---------- Provided information ----------

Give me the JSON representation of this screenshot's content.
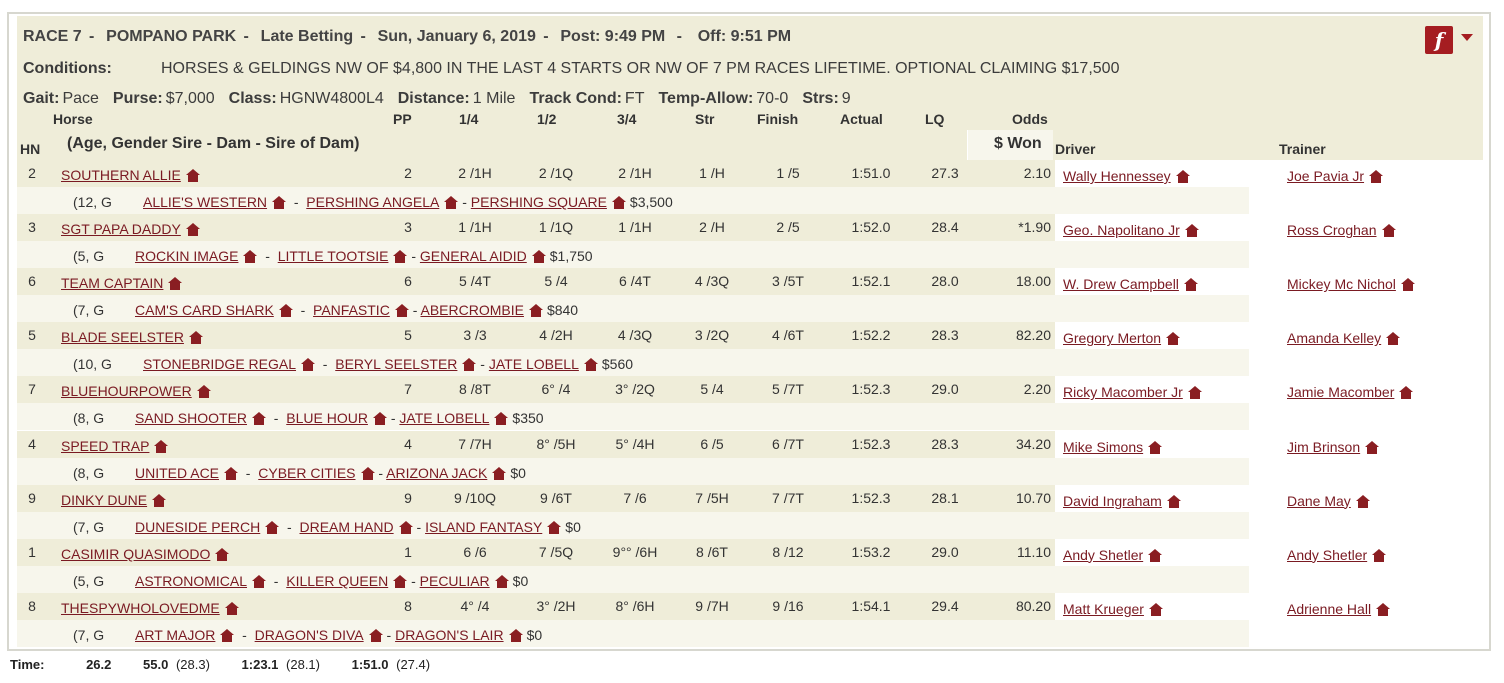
{
  "race": {
    "number": "RACE 7",
    "track": "POMPANO PARK",
    "betting": "Late Betting",
    "date": "Sun, January 6, 2019",
    "post": "Post: 9:49 PM",
    "off": "Off: 9:51 PM"
  },
  "conditions": {
    "label": "Conditions:",
    "text": "HORSES & GELDINGS NW OF $4,800 IN THE LAST 4 STARTS OR NW OF 7 PM RACES LIFETIME. OPTIONAL CLAIMING $17,500"
  },
  "gait": [
    {
      "label": "Gait:",
      "value": "Pace"
    },
    {
      "label": "Purse:",
      "value": "$7,000"
    },
    {
      "label": "Class:",
      "value": "HGNW4800L4"
    },
    {
      "label": "Distance:",
      "value": "1 Mile"
    },
    {
      "label": "Track Cond:",
      "value": "FT"
    },
    {
      "label": "Temp-Allow:",
      "value": "70-0"
    },
    {
      "label": "Strs:",
      "value": "9"
    }
  ],
  "columns": {
    "hn": "HN",
    "horse": "Horse",
    "pedigree": "(Age, Gender  Sire - Dam - Sire of Dam)",
    "pp": "PP",
    "q1": "1/4",
    "q2": "1/2",
    "q3": "3/4",
    "str": "Str",
    "finish": "Finish",
    "actual": "Actual",
    "lq": "LQ",
    "odds": "Odds",
    "won": "$ Won",
    "driver": "Driver",
    "trainer": "Trainer"
  },
  "entries": [
    {
      "hn": "2",
      "horse": "SOUTHERN ALLIE",
      "pp": "2",
      "q1": "2 /1H",
      "q2": "2 /1Q",
      "q3": "2 /1H",
      "str": "1 /H",
      "finish": "1 /5",
      "actual": "1:51.0",
      "lq": "27.3",
      "odds": "2.10",
      "driver": "Wally Hennessey",
      "trainer": "Joe Pavia Jr",
      "age": "(12, G",
      "sire": "ALLIE'S WESTERN",
      "dam": "PERSHING ANGELA",
      "damsire": "PERSHING SQUARE",
      "won": "$3,500"
    },
    {
      "hn": "3",
      "horse": "SGT PAPA DADDY",
      "pp": "3",
      "q1": "1 /1H",
      "q2": "1 /1Q",
      "q3": "1 /1H",
      "str": "2 /H",
      "finish": "2 /5",
      "actual": "1:52.0",
      "lq": "28.4",
      "odds": "*1.90",
      "driver": "Geo. Napolitano Jr",
      "trainer": "Ross Croghan",
      "age": "(5, G",
      "sire": "ROCKIN IMAGE",
      "dam": "LITTLE TOOTSIE",
      "damsire": "GENERAL AIDID",
      "won": "$1,750"
    },
    {
      "hn": "6",
      "horse": "TEAM CAPTAIN",
      "pp": "6",
      "q1": "5 /4T",
      "q2": "5 /4",
      "q3": "6 /4T",
      "str": "4 /3Q",
      "finish": "3 /5T",
      "actual": "1:52.1",
      "lq": "28.0",
      "odds": "18.00",
      "driver": "W. Drew Campbell",
      "trainer": "Mickey Mc Nichol",
      "age": "(7, G",
      "sire": "CAM'S CARD SHARK",
      "dam": "PANFASTIC",
      "damsire": "ABERCROMBIE",
      "won": "$840"
    },
    {
      "hn": "5",
      "horse": "BLADE SEELSTER",
      "pp": "5",
      "q1": "3 /3",
      "q2": "4 /2H",
      "q3": "4 /3Q",
      "str": "3 /2Q",
      "finish": "4 /6T",
      "actual": "1:52.2",
      "lq": "28.3",
      "odds": "82.20",
      "driver": "Gregory Merton",
      "trainer": "Amanda Kelley",
      "age": "(10, G",
      "sire": "STONEBRIDGE REGAL",
      "dam": "BERYL SEELSTER",
      "damsire": "JATE LOBELL",
      "won": "$560"
    },
    {
      "hn": "7",
      "horse": "BLUEHOURPOWER",
      "pp": "7",
      "q1": "8 /8T",
      "q2": "6° /4",
      "q3": "3° /2Q",
      "str": "5 /4",
      "finish": "5 /7T",
      "actual": "1:52.3",
      "lq": "29.0",
      "odds": "2.20",
      "driver": "Ricky Macomber Jr",
      "trainer": "Jamie Macomber",
      "age": "(8, G",
      "sire": "SAND SHOOTER",
      "dam": "BLUE HOUR",
      "damsire": "JATE LOBELL",
      "won": "$350"
    },
    {
      "hn": "4",
      "horse": "SPEED TRAP",
      "pp": "4",
      "q1": "7 /7H",
      "q2": "8° /5H",
      "q3": "5° /4H",
      "str": "6 /5",
      "finish": "6 /7T",
      "actual": "1:52.3",
      "lq": "28.3",
      "odds": "34.20",
      "driver": "Mike Simons",
      "trainer": "Jim Brinson",
      "age": "(8, G",
      "sire": "UNITED ACE",
      "dam": "CYBER CITIES",
      "damsire": "ARIZONA JACK",
      "won": "$0"
    },
    {
      "hn": "9",
      "horse": "DINKY DUNE",
      "pp": "9",
      "q1": "9 /10Q",
      "q2": "9 /6T",
      "q3": "7 /6",
      "str": "7 /5H",
      "finish": "7 /7T",
      "actual": "1:52.3",
      "lq": "28.1",
      "odds": "10.70",
      "driver": "David Ingraham",
      "trainer": "Dane May",
      "age": "(7, G",
      "sire": "DUNESIDE PERCH",
      "dam": "DREAM HAND",
      "damsire": "ISLAND FANTASY",
      "won": "$0"
    },
    {
      "hn": "1",
      "horse": "CASIMIR QUASIMODO",
      "pp": "1",
      "q1": "6 /6",
      "q2": "7 /5Q",
      "q3": "9°° /6H",
      "str": "8 /6T",
      "finish": "8 /12",
      "actual": "1:53.2",
      "lq": "29.0",
      "odds": "11.10",
      "driver": "Andy Shetler",
      "trainer": "Andy Shetler",
      "age": "(5, G",
      "sire": "ASTRONOMICAL",
      "dam": "KILLER QUEEN",
      "damsire": "PECULIAR",
      "won": "$0"
    },
    {
      "hn": "8",
      "horse": "THESPYWHOLOVEDME",
      "pp": "8",
      "q1": "4° /4",
      "q2": "3° /2H",
      "q3": "8° /6H",
      "str": "9 /7H",
      "finish": "9 /16",
      "actual": "1:54.1",
      "lq": "29.4",
      "odds": "80.20",
      "driver": "Matt Krueger",
      "trainer": "Adrienne Hall",
      "age": "(7, G",
      "sire": "ART MAJOR",
      "dam": "DRAGON'S DIVA",
      "damsire": "DRAGON'S LAIR",
      "won": "$0"
    }
  ],
  "times": {
    "label": "Time:",
    "q1": "26.2",
    "q2": "55.0",
    "q2_split": "(28.3)",
    "q3": "1:23.1",
    "q3_split": "(28.1)",
    "final": "1:51.0",
    "final_split": "(27.4)"
  },
  "icons": {
    "flash": "flash-player-icon",
    "house": "house-icon"
  },
  "colors": {
    "header_bg": "#efedd9",
    "link": "#7a1a22",
    "icon": "#8a1e22"
  }
}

----------

Every entry above is to be set down exactly; the pictures are to be left out.

■ Solved exercise
Give me the JSON representation of this screenshot's content.
{
  "race": {
    "number": "RACE 7",
    "track": "POMPANO PARK",
    "betting": "Late Betting",
    "date": "Sun, January 6, 2019",
    "post": "Post: 9:49 PM",
    "off": "Off: 9:51 PM"
  },
  "conditions": {
    "label": "Conditions:",
    "text": "HORSES & GELDINGS NW OF $4,800 IN THE LAST 4 STARTS OR NW OF 7 PM RACES LIFETIME. OPTIONAL CLAIMING $17,500"
  },
  "gait": [
    {
      "label": "Gait:",
      "value": "Pace"
    },
    {
      "label": "Purse:",
      "value": "$7,000"
    },
    {
      "label": "Class:",
      "value": "HGNW4800L4"
    },
    {
      "label": "Distance:",
      "value": "1 Mile"
    },
    {
      "label": "Track Cond:",
      "value": "FT"
    },
    {
      "label": "Temp-Allow:",
      "value": "70-0"
    },
    {
      "label": "Strs:",
      "value": "9"
    }
  ],
  "columns": {
    "hn": "HN",
    "horse": "Horse",
    "pedigree": "(Age, Gender  Sire - Dam - Sire of Dam)",
    "pp": "PP",
    "q1": "1/4",
    "q2": "1/2",
    "q3": "3/4",
    "str": "Str",
    "finish": "Finish",
    "actual": "Actual",
    "lq": "LQ",
    "odds": "Odds",
    "won": "$ Won",
    "driver": "Driver",
    "trainer": "Trainer"
  },
  "entries": [
    {
      "hn": "2",
      "horse": "SOUTHERN ALLIE",
      "pp": "2",
      "q1": "2 /1H",
      "q2": "2 /1Q",
      "q3": "2 /1H",
      "str": "1 /H",
      "finish": "1 /5",
      "actual": "1:51.0",
      "lq": "27.3",
      "odds": "2.10",
      "driver": "Wally Hennessey",
      "trainer": "Joe Pavia Jr",
      "age": "(12, G",
      "sire": "ALLIE'S WESTERN",
      "dam": "PERSHING ANGELA",
      "damsire": "PERSHING SQUARE",
      "won": "$3,500"
    },
    {
      "hn": "3",
      "horse": "SGT PAPA DADDY",
      "pp": "3",
      "q1": "1 /1H",
      "q2": "1 /1Q",
      "q3": "1 /1H",
      "str": "2 /H",
      "finish": "2 /5",
      "actual": "1:52.0",
      "lq": "28.4",
      "odds": "*1.90",
      "driver": "Geo. Napolitano Jr",
      "trainer": "Ross Croghan",
      "age": "(5, G",
      "sire": "ROCKIN IMAGE",
      "dam": "LITTLE TOOTSIE",
      "damsire": "GENERAL AIDID",
      "won": "$1,750"
    },
    {
      "hn": "6",
      "horse": "TEAM CAPTAIN",
      "pp": "6",
      "q1": "5 /4T",
      "q2": "5 /4",
      "q3": "6 /4T",
      "str": "4 /3Q",
      "finish": "3 /5T",
      "actual": "1:52.1",
      "lq": "28.0",
      "odds": "18.00",
      "driver": "W. Drew Campbell",
      "trainer": "Mickey Mc Nichol",
      "age": "(7, G",
      "sire": "CAM'S CARD SHARK",
      "dam": "PANFASTIC",
      "damsire": "ABERCROMBIE",
      "won": "$840"
    },
    {
      "hn": "5",
      "horse": "BLADE SEELSTER",
      "pp": "5",
      "q1": "3 /3",
      "q2": "4 /2H",
      "q3": "4 /3Q",
      "str": "3 /2Q",
      "finish": "4 /6T",
      "actual": "1:52.2",
      "lq": "28.3",
      "odds": "82.20",
      "driver": "Gregory Merton",
      "trainer": "Amanda Kelley",
      "age": "(10, G",
      "sire": "STONEBRIDGE REGAL",
      "dam": "BERYL SEELSTER",
      "damsire": "JATE LOBELL",
      "won": "$560"
    },
    {
      "hn": "7",
      "horse": "BLUEHOURPOWER",
      "pp": "7",
      "q1": "8 /8T",
      "q2": "6° /4",
      "q3": "3° /2Q",
      "str": "5 /4",
      "finish": "5 /7T",
      "actual": "1:52.3",
      "lq": "29.0",
      "odds": "2.20",
      "driver": "Ricky Macomber Jr",
      "trainer": "Jamie Macomber",
      "age": "(8, G",
      "sire": "SAND SHOOTER",
      "dam": "BLUE HOUR",
      "damsire": "JATE LOBELL",
      "won": "$350"
    },
    {
      "hn": "4",
      "horse": "SPEED TRAP",
      "pp": "4",
      "q1": "7 /7H",
      "q2": "8° /5H",
      "q3": "5° /4H",
      "str": "6 /5",
      "finish": "6 /7T",
      "actual": "1:52.3",
      "lq": "28.3",
      "odds": "34.20",
      "driver": "Mike Simons",
      "trainer": "Jim Brinson",
      "age": "(8, G",
      "sire": "UNITED ACE",
      "dam": "CYBER CITIES",
      "damsire": "ARIZONA JACK",
      "won": "$0"
    },
    {
      "hn": "9",
      "horse": "DINKY DUNE",
      "pp": "9",
      "q1": "9 /10Q",
      "q2": "9 /6T",
      "q3": "7 /6",
      "str": "7 /5H",
      "finish": "7 /7T",
      "actual": "1:52.3",
      "lq": "28.1",
      "odds": "10.70",
      "driver": "David Ingraham",
      "trainer": "Dane May",
      "age": "(7, G",
      "sire": "DUNESIDE PERCH",
      "dam": "DREAM HAND",
      "damsire": "ISLAND FANTASY",
      "won": "$0"
    },
    {
      "hn": "1",
      "horse": "CASIMIR QUASIMODO",
      "pp": "1",
      "q1": "6 /6",
      "q2": "7 /5Q",
      "q3": "9°° /6H",
      "str": "8 /6T",
      "finish": "8 /12",
      "actual": "1:53.2",
      "lq": "29.0",
      "odds": "11.10",
      "driver": "Andy Shetler",
      "trainer": "Andy Shetler",
      "age": "(5, G",
      "sire": "ASTRONOMICAL",
      "dam": "KILLER QUEEN",
      "damsire": "PECULIAR",
      "won": "$0"
    },
    {
      "hn": "8",
      "horse": "THESPYWHOLOVEDME",
      "pp": "8",
      "q1": "4° /4",
      "q2": "3° /2H",
      "q3": "8° /6H",
      "str": "9 /7H",
      "finish": "9 /16",
      "actual": "1:54.1",
      "lq": "29.4",
      "odds": "80.20",
      "driver": "Matt Krueger",
      "trainer": "Adrienne Hall",
      "age": "(7, G",
      "sire": "ART MAJOR",
      "dam": "DRAGON'S DIVA",
      "damsire": "DRAGON'S LAIR",
      "won": "$0"
    }
  ],
  "times": {
    "label": "Time:",
    "q1": "26.2",
    "q2": "55.0",
    "q2_split": "(28.3)",
    "q3": "1:23.1",
    "q3_split": "(28.1)",
    "final": "1:51.0",
    "final_split": "(27.4)"
  },
  "icons": {
    "flash": "flash-player-icon",
    "house": "house-icon"
  },
  "colors": {
    "header_bg": "#efedd9",
    "link": "#7a1a22",
    "icon": "#8a1e22"
  }
}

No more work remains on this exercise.